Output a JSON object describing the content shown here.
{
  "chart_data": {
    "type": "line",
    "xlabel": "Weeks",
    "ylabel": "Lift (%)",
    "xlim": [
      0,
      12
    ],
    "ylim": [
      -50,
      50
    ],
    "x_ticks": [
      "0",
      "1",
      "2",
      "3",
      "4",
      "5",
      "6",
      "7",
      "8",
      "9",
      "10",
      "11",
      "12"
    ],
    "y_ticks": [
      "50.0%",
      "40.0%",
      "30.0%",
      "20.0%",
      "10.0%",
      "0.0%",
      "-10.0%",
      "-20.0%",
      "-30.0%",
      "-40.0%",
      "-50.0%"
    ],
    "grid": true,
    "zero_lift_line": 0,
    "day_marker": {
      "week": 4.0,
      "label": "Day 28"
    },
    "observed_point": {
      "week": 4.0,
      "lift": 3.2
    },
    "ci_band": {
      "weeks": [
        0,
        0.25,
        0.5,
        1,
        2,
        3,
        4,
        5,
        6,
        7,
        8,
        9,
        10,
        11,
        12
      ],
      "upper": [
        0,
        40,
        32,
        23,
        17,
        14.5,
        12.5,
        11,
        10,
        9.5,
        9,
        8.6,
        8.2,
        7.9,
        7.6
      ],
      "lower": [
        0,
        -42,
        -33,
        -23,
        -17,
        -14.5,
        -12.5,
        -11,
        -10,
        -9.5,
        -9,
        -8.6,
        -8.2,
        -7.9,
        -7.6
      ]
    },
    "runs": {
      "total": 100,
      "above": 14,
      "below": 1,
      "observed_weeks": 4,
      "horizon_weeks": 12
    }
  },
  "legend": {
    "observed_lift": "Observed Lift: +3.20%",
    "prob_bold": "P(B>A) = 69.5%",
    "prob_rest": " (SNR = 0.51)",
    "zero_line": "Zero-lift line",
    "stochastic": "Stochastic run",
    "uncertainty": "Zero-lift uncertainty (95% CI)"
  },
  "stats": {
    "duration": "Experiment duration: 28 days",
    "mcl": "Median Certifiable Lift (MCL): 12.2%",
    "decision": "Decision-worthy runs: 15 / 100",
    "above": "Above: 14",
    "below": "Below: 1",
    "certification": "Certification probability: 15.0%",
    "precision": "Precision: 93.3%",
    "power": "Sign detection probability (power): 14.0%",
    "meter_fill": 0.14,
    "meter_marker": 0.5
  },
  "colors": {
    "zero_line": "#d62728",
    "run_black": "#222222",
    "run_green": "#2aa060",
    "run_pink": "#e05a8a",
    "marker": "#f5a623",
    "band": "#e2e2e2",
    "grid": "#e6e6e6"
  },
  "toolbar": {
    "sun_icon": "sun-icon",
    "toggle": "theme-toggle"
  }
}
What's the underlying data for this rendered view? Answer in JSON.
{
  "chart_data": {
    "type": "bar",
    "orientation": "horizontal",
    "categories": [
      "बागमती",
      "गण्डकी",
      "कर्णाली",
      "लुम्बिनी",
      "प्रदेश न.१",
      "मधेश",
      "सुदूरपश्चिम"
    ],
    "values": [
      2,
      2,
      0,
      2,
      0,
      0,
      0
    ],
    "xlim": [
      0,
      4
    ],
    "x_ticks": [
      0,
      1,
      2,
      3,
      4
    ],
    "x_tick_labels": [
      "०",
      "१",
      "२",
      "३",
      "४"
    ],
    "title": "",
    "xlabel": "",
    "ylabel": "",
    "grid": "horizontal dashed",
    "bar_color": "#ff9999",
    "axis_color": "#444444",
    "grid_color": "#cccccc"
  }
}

··········

## Task details
Transcribe the records above exactly as they appear.

## Result
Output a JSON object describing the content shown here.
{
  "chart_data": {
    "type": "line",
    "xlabel": "Weeks",
    "ylabel": "Lift (%)",
    "xlim": [
      0,
      12
    ],
    "ylim": [
      -50,
      50
    ],
    "x_ticks": [
      "0",
      "1",
      "2",
      "3",
      "4",
      "5",
      "6",
      "7",
      "8",
      "9",
      "10",
      "11",
      "12"
    ],
    "y_ticks": [
      "50.0%",
      "40.0%",
      "30.0%",
      "20.0%",
      "10.0%",
      "0.0%",
      "-10.0%",
      "-20.0%",
      "-30.0%",
      "-40.0%",
      "-50.0%"
    ],
    "grid": true,
    "zero_lift_line": 0,
    "day_marker": {
      "week": 4.0,
      "label": "Day 28"
    },
    "observed_point": {
      "week": 4.0,
      "lift": 3.2
    },
    "ci_band": {
      "weeks": [
        0,
        0.25,
        0.5,
        1,
        2,
        3,
        4,
        5,
        6,
        7,
        8,
        9,
        10,
        11,
        12
      ],
      "upper": [
        0,
        40,
        32,
        23,
        17,
        14.5,
        12.5,
        11,
        10,
        9.5,
        9,
        8.6,
        8.2,
        7.9,
        7.6
      ],
      "lower": [
        0,
        -42,
        -33,
        -23,
        -17,
        -14.5,
        -12.5,
        -11,
        -10,
        -9.5,
        -9,
        -8.6,
        -8.2,
        -7.9,
        -7.6
      ]
    },
    "runs": {
      "total": 100,
      "above": 14,
      "below": 1,
      "observed_weeks": 4,
      "horizon_weeks": 12
    }
  },
  "legend": {
    "observed_lift": "Observed Lift: +3.20%",
    "prob_bold": "P(B>A) = 69.5%",
    "prob_rest": " (SNR = 0.51)",
    "zero_line": "Zero-lift line",
    "stochastic": "Stochastic run",
    "uncertainty": "Zero-lift uncertainty (95% CI)"
  },
  "stats": {
    "duration": "Experiment duration: 28 days",
    "mcl": "Median Certifiable Lift (MCL): 12.2%",
    "decision": "Decision-worthy runs: 15 / 100",
    "above": "Above: 14",
    "below": "Below: 1",
    "certification": "Certification probability: 15.0%",
    "precision": "Precision: 93.3%",
    "power": "Sign detection probability (power): 14.0%",
    "meter_fill": 0.14,
    "meter_marker": 0.5
  },
  "colors": {
    "zero_line": "#d62728",
    "run_black": "#222222",
    "run_green": "#2aa060",
    "run_pink": "#e05a8a",
    "marker": "#f5a623",
    "band": "#e2e2e2",
    "grid": "#e6e6e6"
  },
  "toolbar": {
    "sun_icon": "sun-icon",
    "toggle": "theme-toggle"
  }
}
What's the underlying data for this rendered view? Answer in JSON.
{
  "chart_data": {
    "type": "bar",
    "orientation": "horizontal",
    "categories": [
      "बागमती",
      "गण्डकी",
      "कर्णाली",
      "लुम्बिनी",
      "प्रदेश न.१",
      "मधेश",
      "सुदूरपश्चिम"
    ],
    "values": [
      2,
      2,
      0,
      2,
      0,
      0,
      0
    ],
    "xlim": [
      0,
      4
    ],
    "x_ticks": [
      0,
      1,
      2,
      3,
      4
    ],
    "x_tick_labels": [
      "०",
      "१",
      "२",
      "३",
      "४"
    ],
    "title": "",
    "xlabel": "",
    "ylabel": "",
    "grid": "horizontal dashed",
    "bar_color": "#ff9999",
    "axis_color": "#444444",
    "grid_color": "#cccccc"
  }
}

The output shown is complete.